#### Set problem:
Transcribe every record that appears below, exactly and in full.

Extracted data entries:
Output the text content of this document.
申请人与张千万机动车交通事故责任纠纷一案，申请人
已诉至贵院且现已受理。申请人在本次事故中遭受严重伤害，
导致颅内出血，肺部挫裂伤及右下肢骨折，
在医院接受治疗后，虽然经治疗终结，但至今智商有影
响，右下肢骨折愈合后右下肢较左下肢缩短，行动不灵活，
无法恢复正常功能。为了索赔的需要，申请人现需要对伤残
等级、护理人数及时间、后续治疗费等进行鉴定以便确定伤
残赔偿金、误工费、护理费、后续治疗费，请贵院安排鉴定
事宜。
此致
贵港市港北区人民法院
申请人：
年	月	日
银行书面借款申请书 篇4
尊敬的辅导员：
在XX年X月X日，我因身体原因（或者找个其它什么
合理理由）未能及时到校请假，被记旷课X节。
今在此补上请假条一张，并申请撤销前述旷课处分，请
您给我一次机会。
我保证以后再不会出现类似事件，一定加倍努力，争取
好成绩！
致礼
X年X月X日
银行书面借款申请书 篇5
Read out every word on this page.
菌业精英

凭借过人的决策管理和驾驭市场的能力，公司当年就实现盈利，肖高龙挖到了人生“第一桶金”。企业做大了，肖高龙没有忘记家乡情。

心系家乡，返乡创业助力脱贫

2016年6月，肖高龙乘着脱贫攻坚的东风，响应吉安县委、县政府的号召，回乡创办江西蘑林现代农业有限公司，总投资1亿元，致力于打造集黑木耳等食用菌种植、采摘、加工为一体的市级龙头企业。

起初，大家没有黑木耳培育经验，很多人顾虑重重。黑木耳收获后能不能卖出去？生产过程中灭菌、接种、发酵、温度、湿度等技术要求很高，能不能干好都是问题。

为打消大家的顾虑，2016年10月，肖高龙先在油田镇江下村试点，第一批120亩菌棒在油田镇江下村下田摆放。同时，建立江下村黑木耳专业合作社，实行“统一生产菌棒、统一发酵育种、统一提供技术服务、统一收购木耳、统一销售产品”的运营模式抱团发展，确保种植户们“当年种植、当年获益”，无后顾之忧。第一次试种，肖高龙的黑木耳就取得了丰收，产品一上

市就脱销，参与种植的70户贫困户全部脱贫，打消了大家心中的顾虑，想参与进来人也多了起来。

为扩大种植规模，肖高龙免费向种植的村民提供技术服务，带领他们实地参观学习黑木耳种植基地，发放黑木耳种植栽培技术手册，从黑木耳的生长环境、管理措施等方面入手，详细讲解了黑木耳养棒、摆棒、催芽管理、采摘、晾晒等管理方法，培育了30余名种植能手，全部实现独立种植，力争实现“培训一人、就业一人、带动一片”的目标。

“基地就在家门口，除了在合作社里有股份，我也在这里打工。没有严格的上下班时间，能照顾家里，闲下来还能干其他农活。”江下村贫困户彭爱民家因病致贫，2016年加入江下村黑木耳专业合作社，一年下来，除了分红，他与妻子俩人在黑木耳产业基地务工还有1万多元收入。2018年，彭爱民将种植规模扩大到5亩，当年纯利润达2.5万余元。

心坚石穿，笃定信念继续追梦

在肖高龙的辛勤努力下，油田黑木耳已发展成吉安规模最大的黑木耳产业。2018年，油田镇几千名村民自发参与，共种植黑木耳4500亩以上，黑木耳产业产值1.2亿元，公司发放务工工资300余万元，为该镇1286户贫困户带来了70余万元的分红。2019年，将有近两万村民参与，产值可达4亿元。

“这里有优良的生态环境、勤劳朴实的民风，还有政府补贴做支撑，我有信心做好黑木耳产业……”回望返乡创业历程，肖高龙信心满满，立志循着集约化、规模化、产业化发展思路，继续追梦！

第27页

#### Output for this task:
Output the text content of this document.
申请人与张千万机动车交通事故责任纠纷一案，申请人
已诉至贵院且现已受理。申请人在本次事故中遭受严重伤害，
导致颅内出血，肺部挫裂伤及右下肢骨折，
在医院接受治疗后，虽然经治疗终结，但至今智商有影
响，右下肢骨折愈合后右下肢较左下肢缩短，行动不灵活，
无法恢复正常功能。为了索赔的需要，申请人现需要对伤残
等级、护理人数及时间、后续治疗费等进行鉴定以便确定伤
残赔偿金、误工费、护理费、后续治疗费，请贵院安排鉴定
事宜。
此致
贵港市港北区人民法院
申请人：
年	月	日
银行书面借款申请书 篇4
尊敬的辅导员：
在XX年X月X日，我因身体原因（或者找个其它什么
合理理由）未能及时到校请假，被记旷课X节。
今在此补上请假条一张，并申请撤销前述旷课处分，请
您给我一次机会。
我保证以后再不会出现类似事件，一定加倍努力，争取
好成绩！
致礼
X年X月X日
银行书面借款申请书 篇5
Read out every word on this page.
菌业精英

凭借过人的决策管理和驾驭市场的能力，公司当年就实现盈利，肖高龙挖到了人生“第一桶金”。企业做大了，肖高龙没有忘记家乡情。

心系家乡，返乡创业助力脱贫

2016年6月，肖高龙乘着脱贫攻坚的东风，响应吉安县委、县政府的号召，回乡创办江西蘑林现代农业有限公司，总投资1亿元，致力于打造集黑木耳等食用菌种植、采摘、加工为一体的市级龙头企业。

起初，大家没有黑木耳培育经验，很多人顾虑重重。黑木耳收获后能不能卖出去？生产过程中灭菌、接种、发酵、温度、湿度等技术要求很高，能不能干好都是问题。

为打消大家的顾虑，2016年10月，肖高龙先在油田镇江下村试点，第一批120亩菌棒在油田镇江下村下田摆放。同时，建立江下村黑木耳专业合作社，实行“统一生产菌棒、统一发酵育种、统一提供技术服务、统一收购木耳、统一销售产品”的运营模式抱团发展，确保种植户们“当年种植、当年获益”，无后顾之忧。第一次试种，肖高龙的黑木耳就取得了丰收，产品一上

市就脱销，参与种植的70户贫困户全部脱贫，打消了大家心中的顾虑，想参与进来人也多了起来。

为扩大种植规模，肖高龙免费向种植的村民提供技术服务，带领他们实地参观学习黑木耳种植基地，发放黑木耳种植栽培技术手册，从黑木耳的生长环境、管理措施等方面入手，详细讲解了黑木耳养棒、摆棒、催芽管理、采摘、晾晒等管理方法，培育了30余名种植能手，全部实现独立种植，力争实现“培训一人、就业一人、带动一片”的目标。

“基地就在家门口，除了在合作社里有股份，我也在这里打工。没有严格的上下班时间，能照顾家里，闲下来还能干其他农活。”江下村贫困户彭爱民家因病致贫，2016年加入江下村黑木耳专业合作社，一年下来，除了分红，他与妻子俩人在黑木耳产业基地务工还有1万多元收入。2018年，彭爱民将种植规模扩大到5亩，当年纯利润达2.5万余元。

心坚石穿，笃定信念继续追梦

在肖高龙的辛勤努力下，油田黑木耳已发展成吉安规模最大的黑木耳产业。2018年，油田镇几千名村民自发参与，共种植黑木耳4500亩以上，黑木耳产业产值1.2亿元，公司发放务工工资300余万元，为该镇1286户贫困户带来了70余万元的分红。2019年，将有近两万村民参与，产值可达4亿元。

“这里有优良的生态环境、勤劳朴实的民风，还有政府补贴做支撑，我有信心做好黑木耳产业……”回望返乡创业历程，肖高龙信心满满，立志循着集约化、规模化、产业化发展思路，继续追梦！

第27页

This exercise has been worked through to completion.